## [INSTRUCTION]
In the following material, identify every line holding the string "name" and return it.

## [MATERIAL]
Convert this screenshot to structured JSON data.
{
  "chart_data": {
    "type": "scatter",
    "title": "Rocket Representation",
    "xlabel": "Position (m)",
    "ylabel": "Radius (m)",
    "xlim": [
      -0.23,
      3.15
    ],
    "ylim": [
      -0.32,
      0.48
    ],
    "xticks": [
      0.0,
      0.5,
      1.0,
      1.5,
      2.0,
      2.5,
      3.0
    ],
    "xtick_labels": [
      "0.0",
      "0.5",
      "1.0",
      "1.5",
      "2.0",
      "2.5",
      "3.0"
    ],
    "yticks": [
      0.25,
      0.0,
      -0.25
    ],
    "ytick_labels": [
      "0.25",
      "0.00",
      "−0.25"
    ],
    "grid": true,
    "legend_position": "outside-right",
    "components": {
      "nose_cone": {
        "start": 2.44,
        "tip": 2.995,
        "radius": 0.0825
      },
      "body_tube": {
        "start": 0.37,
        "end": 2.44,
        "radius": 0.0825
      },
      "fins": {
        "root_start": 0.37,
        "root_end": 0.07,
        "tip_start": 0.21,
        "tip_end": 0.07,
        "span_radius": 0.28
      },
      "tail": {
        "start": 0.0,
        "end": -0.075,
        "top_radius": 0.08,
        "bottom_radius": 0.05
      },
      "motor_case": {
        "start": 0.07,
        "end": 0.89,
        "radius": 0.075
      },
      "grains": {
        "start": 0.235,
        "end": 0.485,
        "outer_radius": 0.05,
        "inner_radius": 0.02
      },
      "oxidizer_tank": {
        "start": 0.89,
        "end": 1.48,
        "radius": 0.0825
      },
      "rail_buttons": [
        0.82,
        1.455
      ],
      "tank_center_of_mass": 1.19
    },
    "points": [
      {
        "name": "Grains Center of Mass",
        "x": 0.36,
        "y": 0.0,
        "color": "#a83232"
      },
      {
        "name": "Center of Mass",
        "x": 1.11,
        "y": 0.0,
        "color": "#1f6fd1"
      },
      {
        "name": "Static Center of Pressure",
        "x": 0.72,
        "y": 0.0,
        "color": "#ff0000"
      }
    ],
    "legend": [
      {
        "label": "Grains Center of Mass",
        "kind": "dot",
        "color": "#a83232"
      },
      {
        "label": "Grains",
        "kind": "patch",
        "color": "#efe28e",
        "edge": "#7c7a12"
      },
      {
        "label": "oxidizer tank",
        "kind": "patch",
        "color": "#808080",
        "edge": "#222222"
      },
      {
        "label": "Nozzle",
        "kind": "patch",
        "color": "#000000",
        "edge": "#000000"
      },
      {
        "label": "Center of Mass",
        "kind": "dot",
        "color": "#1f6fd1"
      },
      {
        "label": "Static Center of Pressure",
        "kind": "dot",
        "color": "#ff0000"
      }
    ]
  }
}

## [EXPECTED ANSWER]
        "name": "Grains Center of Mass",
        "name": "Center of Mass",
        "name": "Static Center of Pressure",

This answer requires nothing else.